* Task details: Look at the entries below and reproduce them exactly.

* Records supplied:
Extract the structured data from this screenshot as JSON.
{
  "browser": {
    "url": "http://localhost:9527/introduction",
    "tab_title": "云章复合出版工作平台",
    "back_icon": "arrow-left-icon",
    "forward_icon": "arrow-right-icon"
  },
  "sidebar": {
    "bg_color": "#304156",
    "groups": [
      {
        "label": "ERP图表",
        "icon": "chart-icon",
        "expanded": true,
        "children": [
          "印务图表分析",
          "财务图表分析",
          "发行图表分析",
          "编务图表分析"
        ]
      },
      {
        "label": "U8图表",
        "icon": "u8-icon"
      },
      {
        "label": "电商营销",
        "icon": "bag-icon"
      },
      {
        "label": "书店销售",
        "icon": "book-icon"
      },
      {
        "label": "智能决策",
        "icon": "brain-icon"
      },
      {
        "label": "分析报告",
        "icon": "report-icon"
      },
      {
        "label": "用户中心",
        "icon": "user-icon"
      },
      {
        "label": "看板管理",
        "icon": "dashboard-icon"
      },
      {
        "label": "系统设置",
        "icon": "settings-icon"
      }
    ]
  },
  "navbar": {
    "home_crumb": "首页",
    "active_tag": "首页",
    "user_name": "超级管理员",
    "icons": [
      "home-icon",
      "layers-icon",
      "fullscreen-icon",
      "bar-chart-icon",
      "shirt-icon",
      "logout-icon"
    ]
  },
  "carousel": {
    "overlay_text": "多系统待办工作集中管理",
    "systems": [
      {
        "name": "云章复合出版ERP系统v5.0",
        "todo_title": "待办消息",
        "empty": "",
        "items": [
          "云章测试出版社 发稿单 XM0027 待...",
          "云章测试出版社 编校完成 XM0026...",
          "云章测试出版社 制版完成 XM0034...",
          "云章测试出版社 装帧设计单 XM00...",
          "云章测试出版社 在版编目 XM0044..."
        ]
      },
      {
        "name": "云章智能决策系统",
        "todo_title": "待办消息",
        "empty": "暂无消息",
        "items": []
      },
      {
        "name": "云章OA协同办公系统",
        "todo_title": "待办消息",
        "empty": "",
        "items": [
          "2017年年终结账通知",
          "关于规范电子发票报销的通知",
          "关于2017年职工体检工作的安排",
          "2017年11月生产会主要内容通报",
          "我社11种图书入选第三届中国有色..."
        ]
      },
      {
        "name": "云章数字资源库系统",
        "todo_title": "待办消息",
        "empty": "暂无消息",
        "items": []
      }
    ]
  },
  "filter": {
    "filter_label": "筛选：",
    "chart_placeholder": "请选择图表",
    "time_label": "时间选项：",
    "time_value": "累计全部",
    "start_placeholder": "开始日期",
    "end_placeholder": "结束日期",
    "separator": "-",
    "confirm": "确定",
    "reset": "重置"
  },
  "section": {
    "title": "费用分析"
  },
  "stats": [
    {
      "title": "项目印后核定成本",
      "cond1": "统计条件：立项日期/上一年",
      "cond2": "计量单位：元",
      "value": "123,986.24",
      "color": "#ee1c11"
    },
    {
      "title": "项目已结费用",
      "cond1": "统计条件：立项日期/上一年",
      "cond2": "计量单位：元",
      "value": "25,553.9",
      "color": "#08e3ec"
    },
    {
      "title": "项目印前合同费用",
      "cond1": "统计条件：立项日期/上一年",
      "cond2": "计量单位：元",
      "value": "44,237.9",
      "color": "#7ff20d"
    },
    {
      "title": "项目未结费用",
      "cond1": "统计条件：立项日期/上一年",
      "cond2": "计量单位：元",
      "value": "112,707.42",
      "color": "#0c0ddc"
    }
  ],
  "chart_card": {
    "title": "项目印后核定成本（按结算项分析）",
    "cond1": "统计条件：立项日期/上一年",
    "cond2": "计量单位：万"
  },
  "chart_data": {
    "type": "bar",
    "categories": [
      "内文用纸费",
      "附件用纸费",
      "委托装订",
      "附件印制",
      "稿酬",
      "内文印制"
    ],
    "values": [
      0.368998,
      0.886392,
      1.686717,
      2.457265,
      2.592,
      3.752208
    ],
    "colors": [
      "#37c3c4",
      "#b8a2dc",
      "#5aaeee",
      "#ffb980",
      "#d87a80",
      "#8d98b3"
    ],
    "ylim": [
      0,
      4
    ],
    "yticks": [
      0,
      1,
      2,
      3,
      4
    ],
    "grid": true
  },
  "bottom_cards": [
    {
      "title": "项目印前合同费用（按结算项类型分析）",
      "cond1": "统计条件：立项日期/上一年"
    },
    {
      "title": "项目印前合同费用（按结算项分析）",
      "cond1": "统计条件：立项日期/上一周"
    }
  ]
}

* Result:
Extract the structured data from this screenshot as JSON.
{
  "browser": {
    "url": "http://localhost:9527/introduction",
    "tab_title": "云章复合出版工作平台",
    "back_icon": "arrow-left-icon",
    "forward_icon": "arrow-right-icon"
  },
  "sidebar": {
    "bg_color": "#304156",
    "groups": [
      {
        "label": "ERP图表",
        "icon": "chart-icon",
        "expanded": true,
        "children": [
          "印务图表分析",
          "财务图表分析",
          "发行图表分析",
          "编务图表分析"
        ]
      },
      {
        "label": "U8图表",
        "icon": "u8-icon"
      },
      {
        "label": "电商营销",
        "icon": "bag-icon"
      },
      {
        "label": "书店销售",
        "icon": "book-icon"
      },
      {
        "label": "智能决策",
        "icon": "brain-icon"
      },
      {
        "label": "分析报告",
        "icon": "report-icon"
      },
      {
        "label": "用户中心",
        "icon": "user-icon"
      },
      {
        "label": "看板管理",
        "icon": "dashboard-icon"
      },
      {
        "label": "系统设置",
        "icon": "settings-icon"
      }
    ]
  },
  "navbar": {
    "home_crumb": "首页",
    "active_tag": "首页",
    "user_name": "超级管理员",
    "icons": [
      "home-icon",
      "layers-icon",
      "fullscreen-icon",
      "bar-chart-icon",
      "shirt-icon",
      "logout-icon"
    ]
  },
  "carousel": {
    "overlay_text": "多系统待办工作集中管理",
    "systems": [
      {
        "name": "云章复合出版ERP系统v5.0",
        "todo_title": "待办消息",
        "empty": "",
        "items": [
          "云章测试出版社 发稿单 XM0027 待...",
          "云章测试出版社 编校完成 XM0026...",
          "云章测试出版社 制版完成 XM0034...",
          "云章测试出版社 装帧设计单 XM00...",
          "云章测试出版社 在版编目 XM0044..."
        ]
      },
      {
        "name": "云章智能决策系统",
        "todo_title": "待办消息",
        "empty": "暂无消息",
        "items": []
      },
      {
        "name": "云章OA协同办公系统",
        "todo_title": "待办消息",
        "empty": "",
        "items": [
          "2017年年终结账通知",
          "关于规范电子发票报销的通知",
          "关于2017年职工体检工作的安排",
          "2017年11月生产会主要内容通报",
          "我社11种图书入选第三届中国有色..."
        ]
      },
      {
        "name": "云章数字资源库系统",
        "todo_title": "待办消息",
        "empty": "暂无消息",
        "items": []
      }
    ]
  },
  "filter": {
    "filter_label": "筛选：",
    "chart_placeholder": "请选择图表",
    "time_label": "时间选项：",
    "time_value": "累计全部",
    "start_placeholder": "开始日期",
    "end_placeholder": "结束日期",
    "separator": "-",
    "confirm": "确定",
    "reset": "重置"
  },
  "section": {
    "title": "费用分析"
  },
  "stats": [
    {
      "title": "项目印后核定成本",
      "cond1": "统计条件：立项日期/上一年",
      "cond2": "计量单位：元",
      "value": "123,986.24",
      "color": "#ee1c11"
    },
    {
      "title": "项目已结费用",
      "cond1": "统计条件：立项日期/上一年",
      "cond2": "计量单位：元",
      "value": "25,553.9",
      "color": "#08e3ec"
    },
    {
      "title": "项目印前合同费用",
      "cond1": "统计条件：立项日期/上一年",
      "cond2": "计量单位：元",
      "value": "44,237.9",
      "color": "#7ff20d"
    },
    {
      "title": "项目未结费用",
      "cond1": "统计条件：立项日期/上一年",
      "cond2": "计量单位：元",
      "value": "112,707.42",
      "color": "#0c0ddc"
    }
  ],
  "chart_card": {
    "title": "项目印后核定成本（按结算项分析）",
    "cond1": "统计条件：立项日期/上一年",
    "cond2": "计量单位：万"
  },
  "chart_data": {
    "type": "bar",
    "categories": [
      "内文用纸费",
      "附件用纸费",
      "委托装订",
      "附件印制",
      "稿酬",
      "内文印制"
    ],
    "values": [
      0.368998,
      0.886392,
      1.686717,
      2.457265,
      2.592,
      3.752208
    ],
    "colors": [
      "#37c3c4",
      "#b8a2dc",
      "#5aaeee",
      "#ffb980",
      "#d87a80",
      "#8d98b3"
    ],
    "ylim": [
      0,
      4
    ],
    "yticks": [
      0,
      1,
      2,
      3,
      4
    ],
    "grid": true
  },
  "bottom_cards": [
    {
      "title": "项目印前合同费用（按结算项类型分析）",
      "cond1": "统计条件：立项日期/上一年"
    },
    {
      "title": "项目印前合同费用（按结算项分析）",
      "cond1": "统计条件：立项日期/上一周"
    }
  ]
}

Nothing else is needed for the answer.